> [TASK STATEMENT]
Within the data that follows, how many lines carry the string "والمعاهد"? Give the number alone.
##### ITEMS
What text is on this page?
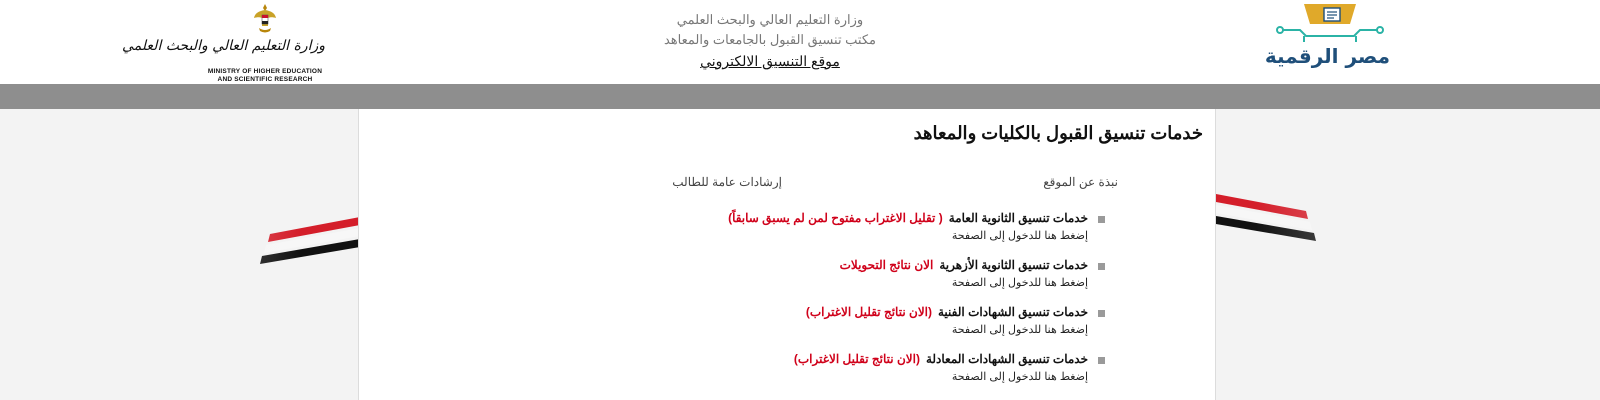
وزارة التعليم العالي والبحث العلمي
MINISTRY OF HIGHER EDUCATION
AND SCIENTIFIC RESEARCH
وزارة التعليم العالي والبحث العلمي
مكتب تنسيق القبول بالجامعات والمعاهد
موقع التنسيق الالكتروني	مصر الرقمية
خدمات تنسيق القبول بالكليات والمعاهد
نبذة عن الموقع
إرشادات عامة للطالب
خدمات تنسيق الثانوية العامة( تقليل الاغتراب مفتوح لمن لم يسبق سابقاً)
إضغط هنا للدخول إلى الصفحة
خدمات تنسيق الثانوية الأزهريةالان نتائج التحويلات
إضغط هنا للدخول إلى الصفحة
خدمات تنسيق الشهادات الفنية(الان نتائج تقليل الاغتراب)
إضغط هنا للدخول إلى الصفحة
خدمات تنسيق الشهادات المعادلة(الان نتائج تقليل الاغتراب)
إضغط هنا للدخول إلى الصفحة
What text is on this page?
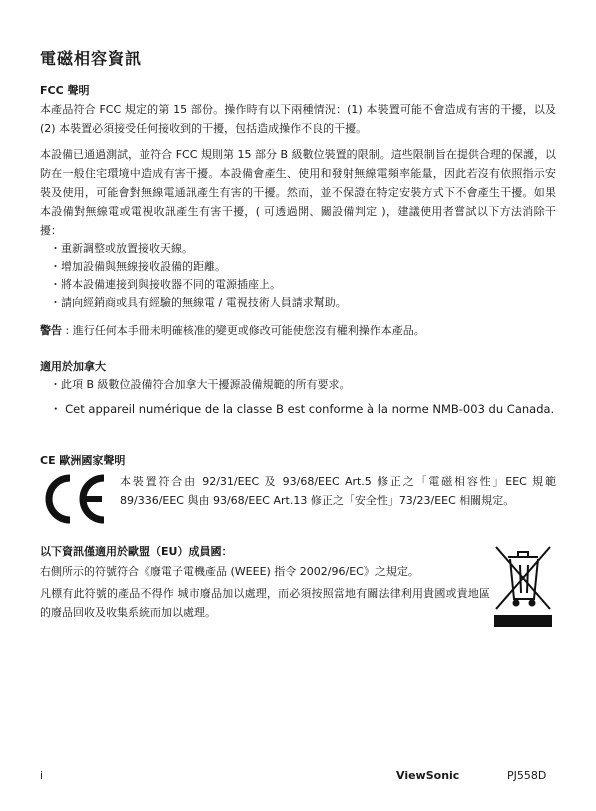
電磁相容資訊
FCC 聲明
本產品符合 FCC 規定的第 15 部份。操作時有以下兩種情況：(1) 本裝置可能不會造成有害的干擾，以及 (2) 本裝置必須接受任何接收到的干擾，包括造成操作不良的干擾。
本設備已通過測試，並符合 FCC 規則第 15 部分 B 級數位裝置的限制。這些限制旨在提供合理的保護，以防在一般住宅環境中造成有害干擾。本設備會產生、使用和發射無線電頻率能量，因此若沒有依照指示安裝及使用，可能會對無線電通訊產生有害的干擾。然而，並不保證在特定安裝方式下不會產生干擾。如果本設備對無線電或電視收訊產生有害干擾，( 可透過開、關設備判定 )，建議使用者嘗試以下方法消除干擾：
・ 重新調整或放置接收天線。
・ 增加設備與無線接收設備的距離。
・ 將本設備連接到與接收器不同的電源插座上。
・ 請向經銷商或具有經驗的無線電 / 電視技術人員請求幫助。
警告 : 進行任何本手冊未明確核准的變更或修改可能使您沒有權利操作本產品。
適用於加拿大
・ 此項 B 級數位設備符合加拿大干擾源設備規範的所有要求。
・ Cet appareil numérique de la classe B est conforme à la norme NMB-003 du Canada.
CE 歐洲國家聲明
本裝置符合由 92/31/EEC 及 93/68/EEC Art.5 修正之「電磁相容性」EEC 規範 89/336/EEC 與由 93/68/EEC Art.13 修正之「安全性」73/23/EEC 相關規定。
以下資訊僅適用於歐盟（EU）成員國：
右側所示的符號符合《廢電子電機產品 (WEEE) 指令 2002/96/EC》之規定。
凡標有此符號的產品不得作 城市廢品加以處理，而必須按照當地有關法律利用貴國或貴地區的廢品回收及收集系統而加以處理。
i	ViewSonic	PJ558D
##########
> [WRITTEN SOLUTION]
2